Exercise instructions: Below are records to transcribe exactly, without their pictures.

Listed entries:

______

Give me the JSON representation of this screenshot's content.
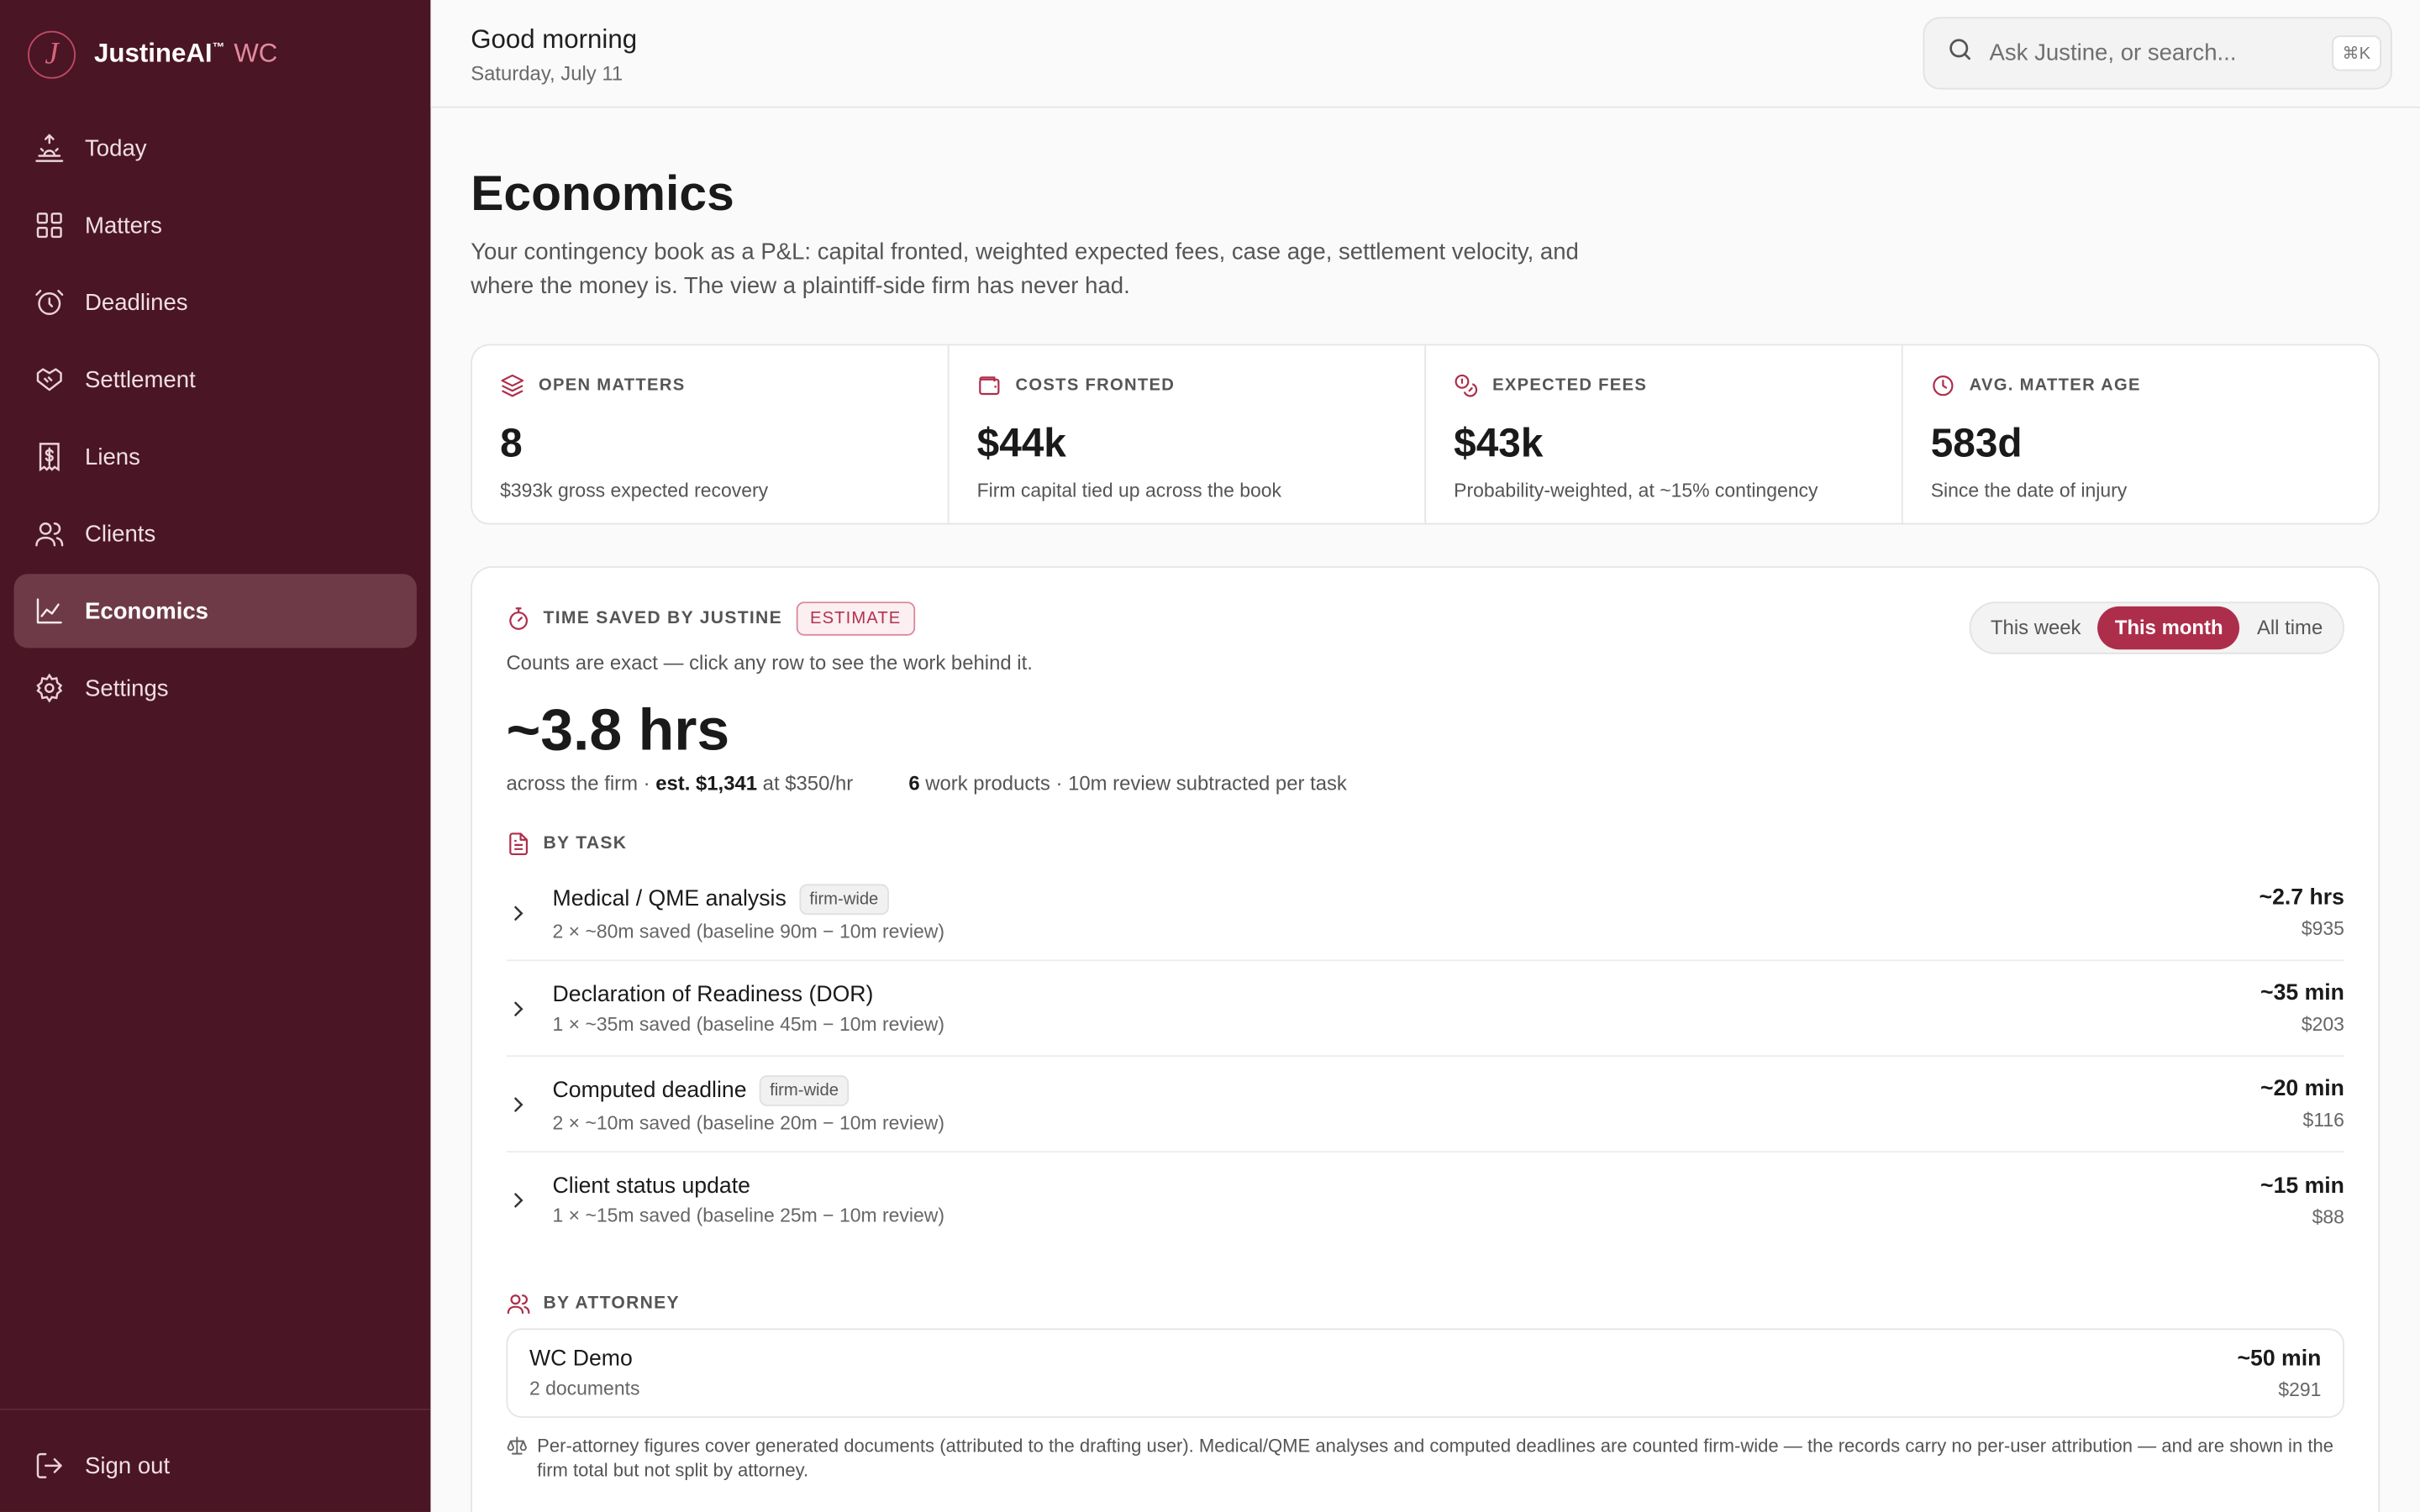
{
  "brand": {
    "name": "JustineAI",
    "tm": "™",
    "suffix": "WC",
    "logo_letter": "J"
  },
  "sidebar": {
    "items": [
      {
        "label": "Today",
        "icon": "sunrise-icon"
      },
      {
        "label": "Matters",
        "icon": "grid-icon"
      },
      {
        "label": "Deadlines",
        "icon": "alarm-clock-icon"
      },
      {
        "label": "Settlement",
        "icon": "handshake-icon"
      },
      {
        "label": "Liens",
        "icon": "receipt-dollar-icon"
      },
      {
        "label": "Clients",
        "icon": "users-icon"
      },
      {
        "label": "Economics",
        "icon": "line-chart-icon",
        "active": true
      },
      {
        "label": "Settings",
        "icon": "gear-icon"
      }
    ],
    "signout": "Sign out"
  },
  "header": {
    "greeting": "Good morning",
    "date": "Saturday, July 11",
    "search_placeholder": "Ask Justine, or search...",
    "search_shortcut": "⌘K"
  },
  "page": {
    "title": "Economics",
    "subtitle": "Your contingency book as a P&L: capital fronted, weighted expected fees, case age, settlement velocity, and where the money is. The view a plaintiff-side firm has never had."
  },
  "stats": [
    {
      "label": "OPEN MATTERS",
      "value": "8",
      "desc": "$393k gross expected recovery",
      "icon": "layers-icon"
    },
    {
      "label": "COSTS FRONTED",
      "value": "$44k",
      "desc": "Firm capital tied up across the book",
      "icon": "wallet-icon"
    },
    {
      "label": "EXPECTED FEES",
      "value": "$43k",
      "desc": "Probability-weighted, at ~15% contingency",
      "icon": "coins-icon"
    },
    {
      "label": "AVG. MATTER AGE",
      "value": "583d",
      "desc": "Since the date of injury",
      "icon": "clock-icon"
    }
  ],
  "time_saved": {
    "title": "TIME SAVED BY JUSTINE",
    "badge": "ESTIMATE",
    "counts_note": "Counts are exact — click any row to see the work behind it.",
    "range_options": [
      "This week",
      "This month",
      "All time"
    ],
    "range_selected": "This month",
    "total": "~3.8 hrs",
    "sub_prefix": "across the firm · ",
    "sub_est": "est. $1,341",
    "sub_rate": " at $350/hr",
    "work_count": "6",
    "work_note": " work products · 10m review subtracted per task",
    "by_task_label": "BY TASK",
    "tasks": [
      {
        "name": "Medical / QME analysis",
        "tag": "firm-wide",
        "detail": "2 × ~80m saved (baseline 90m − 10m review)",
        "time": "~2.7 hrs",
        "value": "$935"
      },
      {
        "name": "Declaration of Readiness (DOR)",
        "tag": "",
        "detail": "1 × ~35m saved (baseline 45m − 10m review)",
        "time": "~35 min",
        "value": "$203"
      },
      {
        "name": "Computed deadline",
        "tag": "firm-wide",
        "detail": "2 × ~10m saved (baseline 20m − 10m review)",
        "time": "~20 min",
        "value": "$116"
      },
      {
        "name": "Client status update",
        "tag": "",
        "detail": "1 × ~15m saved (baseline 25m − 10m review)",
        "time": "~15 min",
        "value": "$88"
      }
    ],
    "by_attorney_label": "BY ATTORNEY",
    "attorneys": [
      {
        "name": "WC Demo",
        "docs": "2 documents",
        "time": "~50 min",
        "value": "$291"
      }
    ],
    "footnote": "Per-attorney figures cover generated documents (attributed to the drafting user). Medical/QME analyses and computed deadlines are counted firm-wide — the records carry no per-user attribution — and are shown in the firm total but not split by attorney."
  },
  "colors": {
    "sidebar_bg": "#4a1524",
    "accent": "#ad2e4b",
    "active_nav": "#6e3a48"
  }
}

______

In response:
Give me the JSON representation of this screenshot's content.
{
  "brand": {
    "name": "JustineAI",
    "tm": "™",
    "suffix": "WC",
    "logo_letter": "J"
  },
  "sidebar": {
    "items": [
      {
        "label": "Today",
        "icon": "sunrise-icon"
      },
      {
        "label": "Matters",
        "icon": "grid-icon"
      },
      {
        "label": "Deadlines",
        "icon": "alarm-clock-icon"
      },
      {
        "label": "Settlement",
        "icon": "handshake-icon"
      },
      {
        "label": "Liens",
        "icon": "receipt-dollar-icon"
      },
      {
        "label": "Clients",
        "icon": "users-icon"
      },
      {
        "label": "Economics",
        "icon": "line-chart-icon",
        "active": true
      },
      {
        "label": "Settings",
        "icon": "gear-icon"
      }
    ],
    "signout": "Sign out"
  },
  "header": {
    "greeting": "Good morning",
    "date": "Saturday, July 11",
    "search_placeholder": "Ask Justine, or search...",
    "search_shortcut": "⌘K"
  },
  "page": {
    "title": "Economics",
    "subtitle": "Your contingency book as a P&L: capital fronted, weighted expected fees, case age, settlement velocity, and where the money is. The view a plaintiff-side firm has never had."
  },
  "stats": [
    {
      "label": "OPEN MATTERS",
      "value": "8",
      "desc": "$393k gross expected recovery",
      "icon": "layers-icon"
    },
    {
      "label": "COSTS FRONTED",
      "value": "$44k",
      "desc": "Firm capital tied up across the book",
      "icon": "wallet-icon"
    },
    {
      "label": "EXPECTED FEES",
      "value": "$43k",
      "desc": "Probability-weighted, at ~15% contingency",
      "icon": "coins-icon"
    },
    {
      "label": "AVG. MATTER AGE",
      "value": "583d",
      "desc": "Since the date of injury",
      "icon": "clock-icon"
    }
  ],
  "time_saved": {
    "title": "TIME SAVED BY JUSTINE",
    "badge": "ESTIMATE",
    "counts_note": "Counts are exact — click any row to see the work behind it.",
    "range_options": [
      "This week",
      "This month",
      "All time"
    ],
    "range_selected": "This month",
    "total": "~3.8 hrs",
    "sub_prefix": "across the firm · ",
    "sub_est": "est. $1,341",
    "sub_rate": " at $350/hr",
    "work_count": "6",
    "work_note": " work products · 10m review subtracted per task",
    "by_task_label": "BY TASK",
    "tasks": [
      {
        "name": "Medical / QME analysis",
        "tag": "firm-wide",
        "detail": "2 × ~80m saved (baseline 90m − 10m review)",
        "time": "~2.7 hrs",
        "value": "$935"
      },
      {
        "name": "Declaration of Readiness (DOR)",
        "tag": "",
        "detail": "1 × ~35m saved (baseline 45m − 10m review)",
        "time": "~35 min",
        "value": "$203"
      },
      {
        "name": "Computed deadline",
        "tag": "firm-wide",
        "detail": "2 × ~10m saved (baseline 20m − 10m review)",
        "time": "~20 min",
        "value": "$116"
      },
      {
        "name": "Client status update",
        "tag": "",
        "detail": "1 × ~15m saved (baseline 25m − 10m review)",
        "time": "~15 min",
        "value": "$88"
      }
    ],
    "by_attorney_label": "BY ATTORNEY",
    "attorneys": [
      {
        "name": "WC Demo",
        "docs": "2 documents",
        "time": "~50 min",
        "value": "$291"
      }
    ],
    "footnote": "Per-attorney figures cover generated documents (attributed to the drafting user). Medical/QME analyses and computed deadlines are counted firm-wide — the records carry no per-user attribution — and are shown in the firm total but not split by attorney."
  },
  "colors": {
    "sidebar_bg": "#4a1524",
    "accent": "#ad2e4b",
    "active_nav": "#6e3a48"
  }
}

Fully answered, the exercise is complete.